**Directions:** Where a line in the listing below contains the word "BUBBLE", copy that line.

## BEGIN Extracted material

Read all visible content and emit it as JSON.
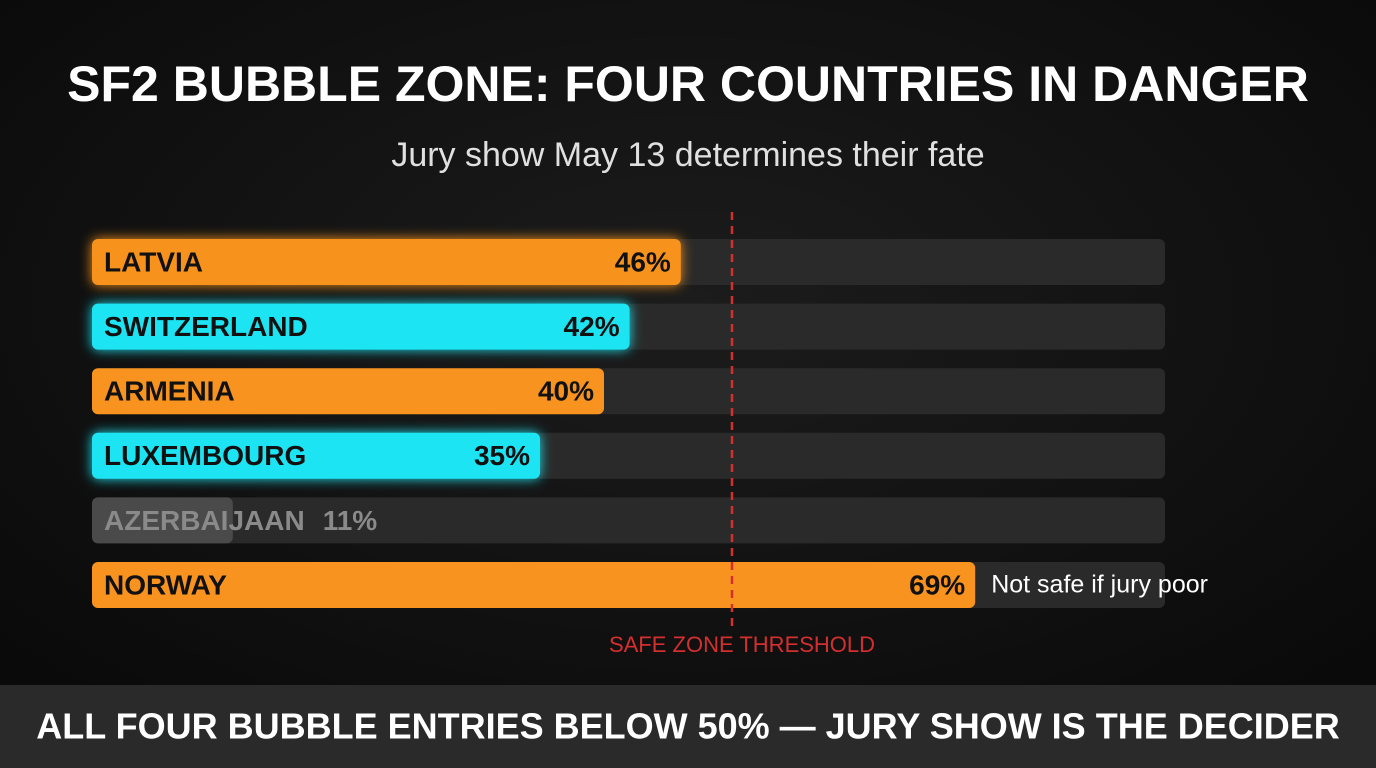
{
  "chart_data": {
    "type": "hbar",
    "title": "SF2 BUBBLE ZONE: FOUR COUNTRIES IN DANGER",
    "subtitle": "Jury show May 13 determines their fate",
    "categories": [
      "LATVIA",
      "SWITZERLAND",
      "ARMENIA",
      "LUXEMBOURG",
      "AZERBAIJAAN",
      "NORWAY"
    ],
    "values": [
      46,
      42,
      40,
      35,
      11,
      69
    ],
    "value_labels": [
      "46%",
      "42%",
      "40%",
      "35%",
      "11%",
      "69%"
    ],
    "colors": [
      "#f7931e",
      "#1fe4f2",
      "#f7931e",
      "#1fe4f2",
      "#4a4a4a",
      "#f7931e"
    ],
    "text_colors": [
      "#111111",
      "#111111",
      "#111111",
      "#111111",
      "#8a8a8a",
      "#111111"
    ],
    "glow": [
      true,
      true,
      false,
      true,
      false,
      false
    ],
    "threshold": {
      "value": 50,
      "label": "SAFE ZONE THRESHOLD",
      "color": "#d32f2f"
    },
    "annotation": {
      "row": 5,
      "text": "Not safe if jury poor"
    },
    "footer": "ALL FOUR BUBBLE ENTRIES BELOW 50% — JURY SHOW IS THE DECIDER"
  }
}
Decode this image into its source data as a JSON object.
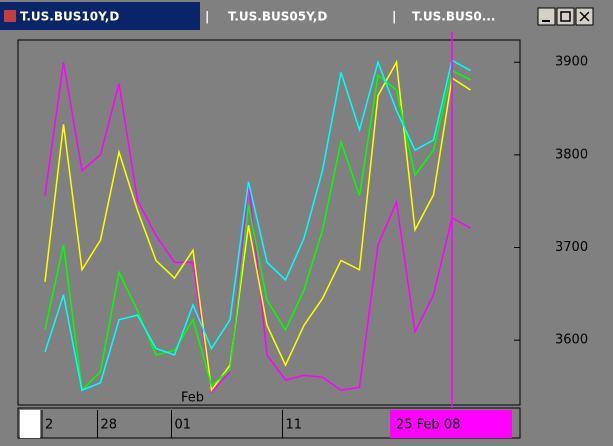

## END Extracted material

**Written solution:**
    "title": "SF2 BUBBLE ZONE: FOUR COUNTRIES IN DANGER",
    "footer": "ALL FOUR BUBBLE ENTRIES BELOW 50% — JURY SHOW IS THE DECIDER"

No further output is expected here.